··· Dataset rows
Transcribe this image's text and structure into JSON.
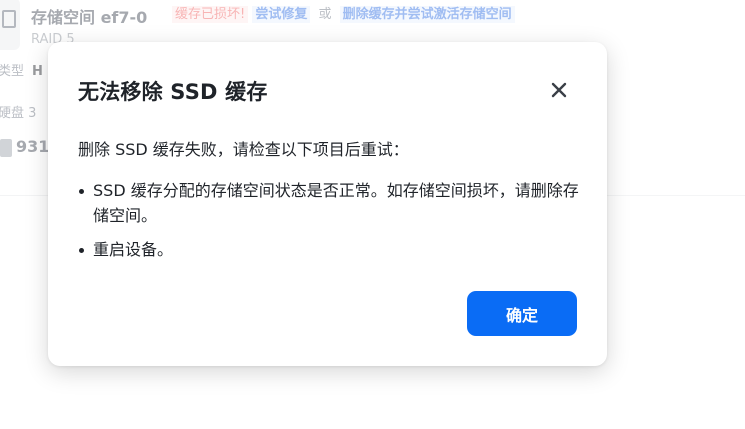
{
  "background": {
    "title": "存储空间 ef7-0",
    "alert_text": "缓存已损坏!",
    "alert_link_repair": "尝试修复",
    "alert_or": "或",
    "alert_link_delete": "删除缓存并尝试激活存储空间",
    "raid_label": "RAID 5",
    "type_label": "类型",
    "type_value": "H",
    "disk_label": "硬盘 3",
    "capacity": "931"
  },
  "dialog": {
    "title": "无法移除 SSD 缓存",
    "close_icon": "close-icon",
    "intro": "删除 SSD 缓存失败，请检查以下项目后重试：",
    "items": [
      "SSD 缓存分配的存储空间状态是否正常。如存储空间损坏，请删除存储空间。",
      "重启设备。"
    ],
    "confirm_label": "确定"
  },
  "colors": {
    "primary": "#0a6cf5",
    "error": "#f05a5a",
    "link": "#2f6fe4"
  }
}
······
··· Dataset rows
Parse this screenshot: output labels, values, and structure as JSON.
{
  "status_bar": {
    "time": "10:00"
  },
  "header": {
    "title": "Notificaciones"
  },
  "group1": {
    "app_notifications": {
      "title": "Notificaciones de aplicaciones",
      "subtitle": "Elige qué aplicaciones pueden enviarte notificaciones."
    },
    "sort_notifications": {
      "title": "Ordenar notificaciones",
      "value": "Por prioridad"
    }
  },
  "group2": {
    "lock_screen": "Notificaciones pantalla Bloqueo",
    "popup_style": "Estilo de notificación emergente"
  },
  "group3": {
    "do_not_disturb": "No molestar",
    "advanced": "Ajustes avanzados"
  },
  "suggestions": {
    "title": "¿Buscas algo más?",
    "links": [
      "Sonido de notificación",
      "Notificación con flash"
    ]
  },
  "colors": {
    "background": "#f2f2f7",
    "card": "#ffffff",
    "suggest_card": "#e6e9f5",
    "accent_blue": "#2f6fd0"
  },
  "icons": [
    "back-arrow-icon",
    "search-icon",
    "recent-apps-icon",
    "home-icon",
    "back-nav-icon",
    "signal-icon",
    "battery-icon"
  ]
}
······
Go through the listing above and return every line where the word "JSON" occurs.

> _Exercise result_:
Transcribe this image's text and structure into JSON.
Parse this screenshot: output labels, values, and structure as JSON.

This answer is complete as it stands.